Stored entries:
#####

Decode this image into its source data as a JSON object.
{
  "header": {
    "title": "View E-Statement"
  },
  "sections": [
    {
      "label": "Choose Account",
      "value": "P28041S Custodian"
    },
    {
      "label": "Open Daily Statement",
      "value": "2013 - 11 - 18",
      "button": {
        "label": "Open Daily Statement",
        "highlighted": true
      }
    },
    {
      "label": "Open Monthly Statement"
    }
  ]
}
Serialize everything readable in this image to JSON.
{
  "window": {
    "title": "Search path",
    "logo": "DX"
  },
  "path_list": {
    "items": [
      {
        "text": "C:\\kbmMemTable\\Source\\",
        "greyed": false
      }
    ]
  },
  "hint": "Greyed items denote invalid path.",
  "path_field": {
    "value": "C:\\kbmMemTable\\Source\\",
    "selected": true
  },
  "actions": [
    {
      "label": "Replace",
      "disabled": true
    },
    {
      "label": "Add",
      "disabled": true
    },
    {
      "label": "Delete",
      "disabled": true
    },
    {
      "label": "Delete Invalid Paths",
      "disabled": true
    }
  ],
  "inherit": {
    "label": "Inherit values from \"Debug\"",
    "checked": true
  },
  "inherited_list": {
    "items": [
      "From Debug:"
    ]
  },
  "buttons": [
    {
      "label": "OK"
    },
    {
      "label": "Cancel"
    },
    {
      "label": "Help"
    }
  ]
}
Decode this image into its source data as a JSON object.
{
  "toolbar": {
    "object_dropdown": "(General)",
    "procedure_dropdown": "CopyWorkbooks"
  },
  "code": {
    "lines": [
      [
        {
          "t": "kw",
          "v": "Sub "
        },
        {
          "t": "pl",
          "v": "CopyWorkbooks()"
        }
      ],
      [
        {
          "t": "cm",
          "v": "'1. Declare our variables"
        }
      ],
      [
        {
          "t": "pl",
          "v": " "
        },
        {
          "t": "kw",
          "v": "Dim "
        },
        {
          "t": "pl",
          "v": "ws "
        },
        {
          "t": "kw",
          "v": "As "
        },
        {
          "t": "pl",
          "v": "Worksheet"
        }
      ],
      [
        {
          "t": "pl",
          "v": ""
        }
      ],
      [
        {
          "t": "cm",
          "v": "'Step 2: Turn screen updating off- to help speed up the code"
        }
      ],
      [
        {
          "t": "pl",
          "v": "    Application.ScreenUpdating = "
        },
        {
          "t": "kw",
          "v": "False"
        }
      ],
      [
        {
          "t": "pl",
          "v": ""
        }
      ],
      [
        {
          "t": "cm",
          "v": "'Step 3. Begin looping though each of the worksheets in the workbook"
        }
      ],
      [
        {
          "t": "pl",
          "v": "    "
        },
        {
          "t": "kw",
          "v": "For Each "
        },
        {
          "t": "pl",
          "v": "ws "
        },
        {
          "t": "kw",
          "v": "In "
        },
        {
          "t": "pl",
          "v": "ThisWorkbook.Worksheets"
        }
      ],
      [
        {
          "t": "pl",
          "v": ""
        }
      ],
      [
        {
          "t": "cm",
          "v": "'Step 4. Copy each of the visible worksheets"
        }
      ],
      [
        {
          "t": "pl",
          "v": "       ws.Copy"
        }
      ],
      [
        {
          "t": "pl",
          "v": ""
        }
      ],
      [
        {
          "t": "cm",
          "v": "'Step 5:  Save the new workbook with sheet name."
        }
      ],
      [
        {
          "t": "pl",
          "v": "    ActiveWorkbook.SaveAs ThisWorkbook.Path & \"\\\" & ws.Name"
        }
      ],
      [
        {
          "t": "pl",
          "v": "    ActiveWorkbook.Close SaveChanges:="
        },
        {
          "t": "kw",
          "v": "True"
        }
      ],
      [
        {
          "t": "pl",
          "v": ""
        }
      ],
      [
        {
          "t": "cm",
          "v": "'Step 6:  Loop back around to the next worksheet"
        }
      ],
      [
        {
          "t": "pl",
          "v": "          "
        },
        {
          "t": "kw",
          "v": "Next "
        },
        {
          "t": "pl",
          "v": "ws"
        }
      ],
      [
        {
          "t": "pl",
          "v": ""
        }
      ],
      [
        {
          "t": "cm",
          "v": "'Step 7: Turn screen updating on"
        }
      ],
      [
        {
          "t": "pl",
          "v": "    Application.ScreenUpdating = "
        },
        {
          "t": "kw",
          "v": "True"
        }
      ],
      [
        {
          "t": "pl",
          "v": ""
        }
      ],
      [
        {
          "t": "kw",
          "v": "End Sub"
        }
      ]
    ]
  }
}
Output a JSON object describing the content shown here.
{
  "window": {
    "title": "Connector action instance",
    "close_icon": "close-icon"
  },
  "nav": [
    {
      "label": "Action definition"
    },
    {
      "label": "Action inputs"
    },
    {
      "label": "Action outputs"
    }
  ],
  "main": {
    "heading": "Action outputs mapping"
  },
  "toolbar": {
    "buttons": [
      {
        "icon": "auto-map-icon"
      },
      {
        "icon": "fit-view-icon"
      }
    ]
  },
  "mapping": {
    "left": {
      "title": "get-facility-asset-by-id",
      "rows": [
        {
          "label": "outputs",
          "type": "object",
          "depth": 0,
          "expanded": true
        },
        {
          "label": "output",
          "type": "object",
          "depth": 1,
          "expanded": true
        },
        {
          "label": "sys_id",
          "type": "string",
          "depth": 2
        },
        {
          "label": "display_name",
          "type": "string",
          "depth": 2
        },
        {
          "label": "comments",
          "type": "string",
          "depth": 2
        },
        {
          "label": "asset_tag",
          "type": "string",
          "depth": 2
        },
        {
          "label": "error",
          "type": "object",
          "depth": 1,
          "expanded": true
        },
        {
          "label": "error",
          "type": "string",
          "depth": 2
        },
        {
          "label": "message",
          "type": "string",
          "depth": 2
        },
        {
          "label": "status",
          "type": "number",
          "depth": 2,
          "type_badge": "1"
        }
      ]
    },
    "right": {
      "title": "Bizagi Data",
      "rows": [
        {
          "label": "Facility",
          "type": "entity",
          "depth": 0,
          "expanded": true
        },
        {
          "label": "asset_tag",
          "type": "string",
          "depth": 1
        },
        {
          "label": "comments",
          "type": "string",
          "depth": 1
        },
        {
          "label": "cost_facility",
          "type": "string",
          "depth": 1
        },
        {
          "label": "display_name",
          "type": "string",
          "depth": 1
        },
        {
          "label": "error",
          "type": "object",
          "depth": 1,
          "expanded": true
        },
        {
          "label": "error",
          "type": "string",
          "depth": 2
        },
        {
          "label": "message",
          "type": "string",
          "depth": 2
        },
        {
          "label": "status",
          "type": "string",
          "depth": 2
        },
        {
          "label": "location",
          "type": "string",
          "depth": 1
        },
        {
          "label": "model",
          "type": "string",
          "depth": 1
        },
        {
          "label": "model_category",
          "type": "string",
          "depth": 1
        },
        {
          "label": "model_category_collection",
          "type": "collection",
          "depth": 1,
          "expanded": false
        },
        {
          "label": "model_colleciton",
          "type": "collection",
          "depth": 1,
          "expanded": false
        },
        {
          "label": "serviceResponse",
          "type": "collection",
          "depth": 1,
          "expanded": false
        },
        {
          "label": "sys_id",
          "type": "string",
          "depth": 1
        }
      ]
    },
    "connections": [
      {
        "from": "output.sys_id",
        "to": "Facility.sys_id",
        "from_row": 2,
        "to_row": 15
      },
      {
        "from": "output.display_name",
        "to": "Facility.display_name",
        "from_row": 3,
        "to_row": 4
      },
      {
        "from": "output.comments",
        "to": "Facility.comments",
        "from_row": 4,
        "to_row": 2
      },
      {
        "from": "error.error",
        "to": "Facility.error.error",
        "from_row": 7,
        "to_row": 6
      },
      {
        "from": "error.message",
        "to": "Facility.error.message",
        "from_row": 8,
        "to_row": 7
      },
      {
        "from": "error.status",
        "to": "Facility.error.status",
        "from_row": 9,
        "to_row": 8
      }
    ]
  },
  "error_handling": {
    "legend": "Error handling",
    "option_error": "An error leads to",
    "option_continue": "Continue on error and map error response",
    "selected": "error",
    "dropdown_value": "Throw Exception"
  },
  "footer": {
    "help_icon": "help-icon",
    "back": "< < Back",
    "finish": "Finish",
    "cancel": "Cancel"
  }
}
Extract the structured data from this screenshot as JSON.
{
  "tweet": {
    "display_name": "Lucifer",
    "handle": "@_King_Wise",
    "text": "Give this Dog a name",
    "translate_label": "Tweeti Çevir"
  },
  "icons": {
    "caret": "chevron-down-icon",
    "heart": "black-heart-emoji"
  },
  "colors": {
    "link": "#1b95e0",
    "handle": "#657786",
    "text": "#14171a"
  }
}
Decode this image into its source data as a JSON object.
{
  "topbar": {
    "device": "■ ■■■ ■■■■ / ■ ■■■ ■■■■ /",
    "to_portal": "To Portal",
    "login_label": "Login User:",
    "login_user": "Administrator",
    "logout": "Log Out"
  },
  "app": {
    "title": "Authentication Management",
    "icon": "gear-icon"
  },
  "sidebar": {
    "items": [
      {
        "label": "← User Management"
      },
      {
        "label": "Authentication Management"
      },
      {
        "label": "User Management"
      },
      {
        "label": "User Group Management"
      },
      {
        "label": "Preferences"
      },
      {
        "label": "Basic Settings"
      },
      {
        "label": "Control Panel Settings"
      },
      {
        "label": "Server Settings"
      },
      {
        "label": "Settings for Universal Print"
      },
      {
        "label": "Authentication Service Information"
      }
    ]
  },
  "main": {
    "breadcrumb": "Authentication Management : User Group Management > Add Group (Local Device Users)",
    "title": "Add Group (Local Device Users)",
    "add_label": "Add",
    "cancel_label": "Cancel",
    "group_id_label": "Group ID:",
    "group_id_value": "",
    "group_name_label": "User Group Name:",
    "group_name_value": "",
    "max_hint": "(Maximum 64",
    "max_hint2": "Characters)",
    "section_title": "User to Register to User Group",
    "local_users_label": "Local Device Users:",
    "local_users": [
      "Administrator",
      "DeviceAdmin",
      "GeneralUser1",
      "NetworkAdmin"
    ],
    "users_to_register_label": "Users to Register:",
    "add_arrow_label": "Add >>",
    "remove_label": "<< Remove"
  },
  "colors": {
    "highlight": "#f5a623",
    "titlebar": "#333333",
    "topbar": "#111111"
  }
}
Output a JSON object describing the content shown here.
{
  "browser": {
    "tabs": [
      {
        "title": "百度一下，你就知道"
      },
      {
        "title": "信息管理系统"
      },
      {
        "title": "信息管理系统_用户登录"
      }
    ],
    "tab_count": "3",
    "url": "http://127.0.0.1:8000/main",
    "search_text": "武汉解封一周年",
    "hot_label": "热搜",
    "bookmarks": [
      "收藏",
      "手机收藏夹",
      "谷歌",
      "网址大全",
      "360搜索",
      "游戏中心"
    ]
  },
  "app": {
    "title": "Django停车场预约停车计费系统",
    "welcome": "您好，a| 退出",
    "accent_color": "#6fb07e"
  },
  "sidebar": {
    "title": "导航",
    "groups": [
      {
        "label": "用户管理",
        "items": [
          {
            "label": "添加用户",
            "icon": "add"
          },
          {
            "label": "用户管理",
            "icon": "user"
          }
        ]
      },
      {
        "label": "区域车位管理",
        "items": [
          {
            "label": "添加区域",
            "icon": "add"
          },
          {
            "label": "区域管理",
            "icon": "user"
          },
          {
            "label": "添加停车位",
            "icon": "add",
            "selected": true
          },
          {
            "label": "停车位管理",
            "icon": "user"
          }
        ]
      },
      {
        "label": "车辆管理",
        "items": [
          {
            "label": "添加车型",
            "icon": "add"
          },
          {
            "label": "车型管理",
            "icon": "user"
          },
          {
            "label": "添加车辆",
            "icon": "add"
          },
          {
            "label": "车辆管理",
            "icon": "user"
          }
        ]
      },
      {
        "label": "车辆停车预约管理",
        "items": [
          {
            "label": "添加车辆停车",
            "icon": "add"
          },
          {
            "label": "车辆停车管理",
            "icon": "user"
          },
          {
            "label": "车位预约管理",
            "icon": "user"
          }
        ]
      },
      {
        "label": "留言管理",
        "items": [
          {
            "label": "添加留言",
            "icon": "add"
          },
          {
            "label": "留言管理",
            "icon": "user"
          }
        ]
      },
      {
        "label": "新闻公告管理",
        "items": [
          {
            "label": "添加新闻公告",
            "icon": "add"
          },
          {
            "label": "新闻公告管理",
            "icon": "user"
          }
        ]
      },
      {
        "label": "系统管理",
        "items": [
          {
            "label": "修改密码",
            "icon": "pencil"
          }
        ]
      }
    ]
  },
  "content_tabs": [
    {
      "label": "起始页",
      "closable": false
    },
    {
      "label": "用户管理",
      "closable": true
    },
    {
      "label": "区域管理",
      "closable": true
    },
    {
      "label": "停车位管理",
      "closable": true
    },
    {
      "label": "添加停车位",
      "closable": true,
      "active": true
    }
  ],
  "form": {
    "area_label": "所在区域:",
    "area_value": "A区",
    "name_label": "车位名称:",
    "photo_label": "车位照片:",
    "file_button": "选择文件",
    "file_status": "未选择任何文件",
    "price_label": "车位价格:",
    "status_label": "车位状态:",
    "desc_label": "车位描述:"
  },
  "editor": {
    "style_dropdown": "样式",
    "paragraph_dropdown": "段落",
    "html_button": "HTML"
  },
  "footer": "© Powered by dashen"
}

#####

Written problem - Search the entries for the word "ThisWorkbook" and gather every line where it appears.

Full solution -
          "v": "ThisWorkbook.Worksheets"
          "v": "    ActiveWorkbook.SaveAs ThisWorkbook.Path & \"\\\" & ws.Name"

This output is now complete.